To be done: Every entry below should be printed exactly, without its images.

Source data:
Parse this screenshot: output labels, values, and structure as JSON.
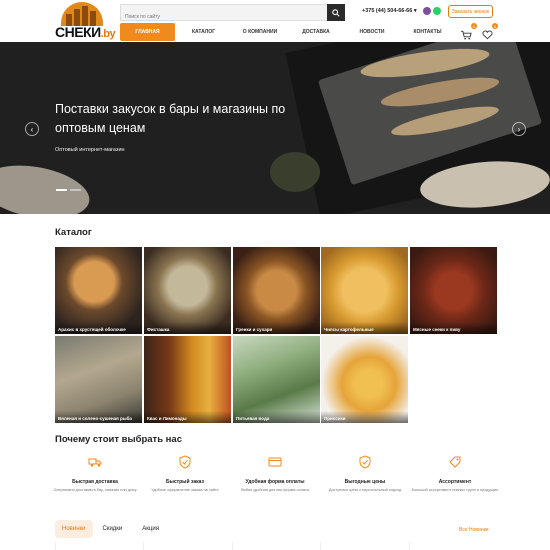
{
  "header": {
    "logo_text": "СНЕКИ",
    "logo_domain": ".by",
    "search_placeholder": "Поиск по сайту",
    "phone": "+375 (44) 504-66-66",
    "order_call": "Заказать звонок",
    "nav": [
      "Главная",
      "Каталог",
      "О компании",
      "Доставка",
      "Новости",
      "Контакты"
    ],
    "cart_count": "0",
    "fav_count": "0"
  },
  "hero": {
    "title": "Поставки закусок в бары и магазины по оптовым ценам",
    "subtitle": "Оптовый интернет-магазин",
    "slides": 2,
    "active_slide": 1
  },
  "catalog": {
    "title": "Каталог",
    "items": [
      {
        "label": "Арахис в хрустящей оболочке"
      },
      {
        "label": "Фисташка"
      },
      {
        "label": "Гренки и сухари"
      },
      {
        "label": "Чипсы картофельные"
      },
      {
        "label": "Мясные снеки к пиву"
      },
      {
        "label": "Вяленая и солено-сушеная рыба"
      },
      {
        "label": "Квас и Лимонады"
      },
      {
        "label": "Питьевая вода"
      },
      {
        "label": "Приссики"
      }
    ]
  },
  "why": {
    "title": "Почему стоит выбрать нас",
    "items": [
      {
        "title": "Быстрая доставка",
        "desc": "Оперативно доставим в бар, магазин или дому"
      },
      {
        "title": "Быстрый заказ",
        "desc": "Удобное оформление заказа на сайте"
      },
      {
        "title": "Удобная форма оплаты",
        "desc": "Любая удобная для вас форма оплаты"
      },
      {
        "title": "Выгодные цены",
        "desc": "Доступные цены к персональный подход"
      },
      {
        "title": "Ассортимент",
        "desc": "Большой ассортимент пивных групп и продукции"
      }
    ]
  },
  "tabs": {
    "items": [
      "Новинки",
      "Скидки",
      "Акция"
    ],
    "all_link": "Все Новинки"
  },
  "colors": {
    "accent": "#f08a1c",
    "dark": "#202020"
  }
}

Written answer:
Parse this screenshot: output labels, values, and structure as JSON.
{
  "header": {
    "logo_text": "СНЕКИ",
    "logo_domain": ".by",
    "search_placeholder": "Поиск по сайту",
    "phone": "+375 (44) 504-66-66",
    "order_call": "Заказать звонок",
    "nav": [
      "Главная",
      "Каталог",
      "О компании",
      "Доставка",
      "Новости",
      "Контакты"
    ],
    "cart_count": "0",
    "fav_count": "0"
  },
  "hero": {
    "title": "Поставки закусок в бары и магазины по оптовым ценам",
    "subtitle": "Оптовый интернет-магазин",
    "slides": 2,
    "active_slide": 1
  },
  "catalog": {
    "title": "Каталог",
    "items": [
      {
        "label": "Арахис в хрустящей оболочке"
      },
      {
        "label": "Фисташка"
      },
      {
        "label": "Гренки и сухари"
      },
      {
        "label": "Чипсы картофельные"
      },
      {
        "label": "Мясные снеки к пиву"
      },
      {
        "label": "Вяленая и солено-сушеная рыба"
      },
      {
        "label": "Квас и Лимонады"
      },
      {
        "label": "Питьевая вода"
      },
      {
        "label": "Приссики"
      }
    ]
  },
  "why": {
    "title": "Почему стоит выбрать нас",
    "items": [
      {
        "title": "Быстрая доставка",
        "desc": "Оперативно доставим в бар, магазин или дому"
      },
      {
        "title": "Быстрый заказ",
        "desc": "Удобное оформление заказа на сайте"
      },
      {
        "title": "Удобная форма оплаты",
        "desc": "Любая удобная для вас форма оплаты"
      },
      {
        "title": "Выгодные цены",
        "desc": "Доступные цены к персональный подход"
      },
      {
        "title": "Ассортимент",
        "desc": "Большой ассортимент пивных групп и продукции"
      }
    ]
  },
  "tabs": {
    "items": [
      "Новинки",
      "Скидки",
      "Акция"
    ],
    "all_link": "Все Новинки"
  },
  "colors": {
    "accent": "#f08a1c",
    "dark": "#202020"
  }
}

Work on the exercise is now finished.